→ **TASK GOAL**: Produce an exact transcription of the listing below, omitting the pictures.

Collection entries
────────────────────────────────────────

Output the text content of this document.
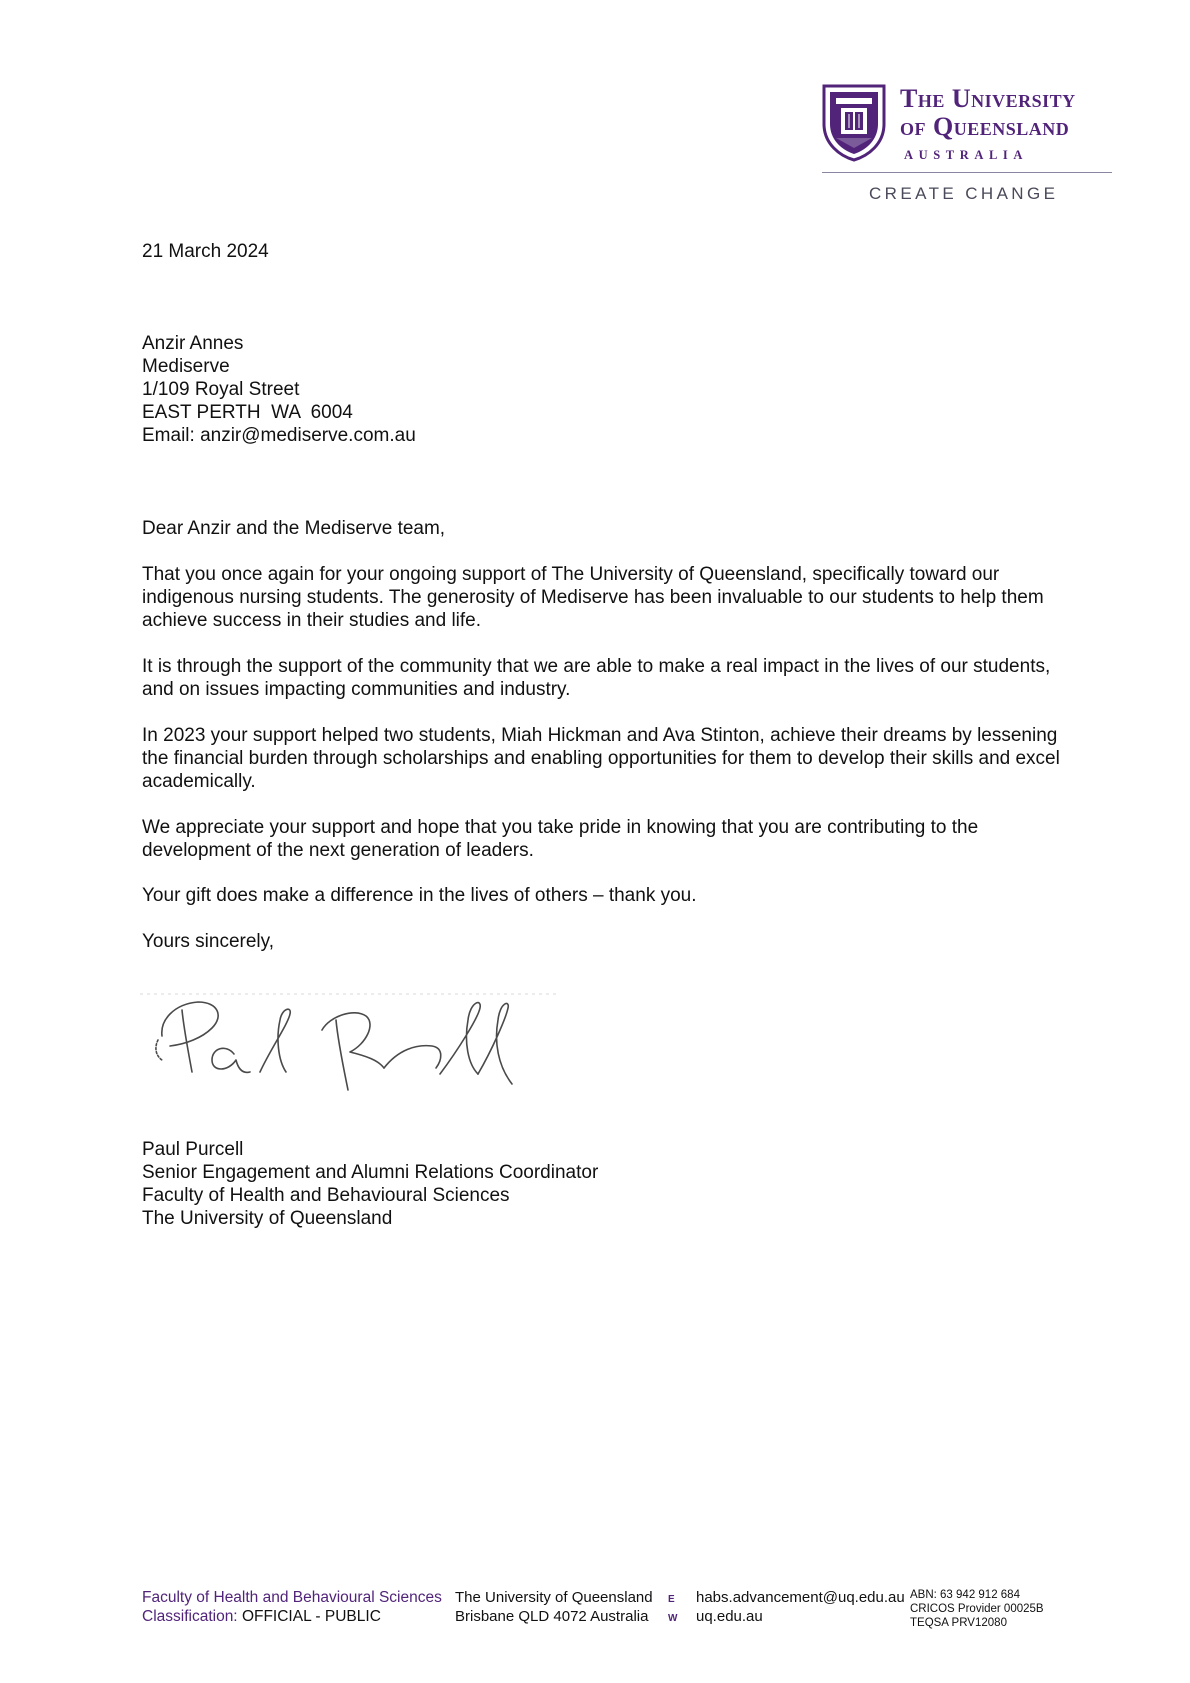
The University
of Queensland
AUSTRALIA
CREATE CHANGE
21 March 2024
Anzir Annes
Mediserve
1/109 Royal Street
EAST PERTH  WA  6004
Email: anzir@mediserve.com.au
Dear Anzir and the Mediserve team,
That you once again for your ongoing support of The University of Queensland, specifically toward our indigenous nursing students. The generosity of Mediserve has been invaluable to our students to help them achieve success in their studies and life.
It is through the support of the community that we are able to make a real impact in the lives of our students, and on issues impacting communities and industry.
In 2023 your support helped two students, Miah Hickman and Ava Stinton, achieve their dreams by lessening the financial burden through scholarships and enabling opportunities for them to develop their skills and excel academically.
We appreciate your support and hope that you take pride in knowing that you are contributing to the development of the next generation of leaders.
Your gift does make a difference in the lives of others – thank you.
Yours sincerely,
Paul Purcell
Senior Engagement and Alumni Relations Coordinator
Faculty of Health and Behavioural Sciences
The University of Queensland
Faculty of Health and Behavioural Sciences
Classification: OFFICIAL - PUBLIC
The University of Queensland
Brisbane QLD 4072 Australia
E
W
habs.advancement@uq.edu.au
uq.edu.au
ABN: 63 942 912 684
CRICOS Provider 00025B
TEQSA PRV12080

────────────────────────────────────────

→ **TASK RESULT**:
Output the text content of this document.
The University
of Queensland
AUSTRALIA
CREATE CHANGE
21 March 2024
Anzir Annes
Mediserve
1/109 Royal Street
EAST PERTH  WA  6004
Email: anzir@mediserve.com.au
Dear Anzir and the Mediserve team,
That you once again for your ongoing support of The University of Queensland, specifically toward our indigenous nursing students. The generosity of Mediserve has been invaluable to our students to help them achieve success in their studies and life.
It is through the support of the community that we are able to make a real impact in the lives of our students, and on issues impacting communities and industry.
In 2023 your support helped two students, Miah Hickman and Ava Stinton, achieve their dreams by lessening the financial burden through scholarships and enabling opportunities for them to develop their skills and excel academically.
We appreciate your support and hope that you take pride in knowing that you are contributing to the development of the next generation of leaders.
Your gift does make a difference in the lives of others – thank you.
Yours sincerely,
Paul Purcell
Senior Engagement and Alumni Relations Coordinator
Faculty of Health and Behavioural Sciences
The University of Queensland
Faculty of Health and Behavioural Sciences
Classification: OFFICIAL - PUBLIC
The University of Queensland
Brisbane QLD 4072 Australia
E
W
habs.advancement@uq.edu.au
uq.edu.au
ABN: 63 942 912 684
CRICOS Provider 00025B
TEQSA PRV12080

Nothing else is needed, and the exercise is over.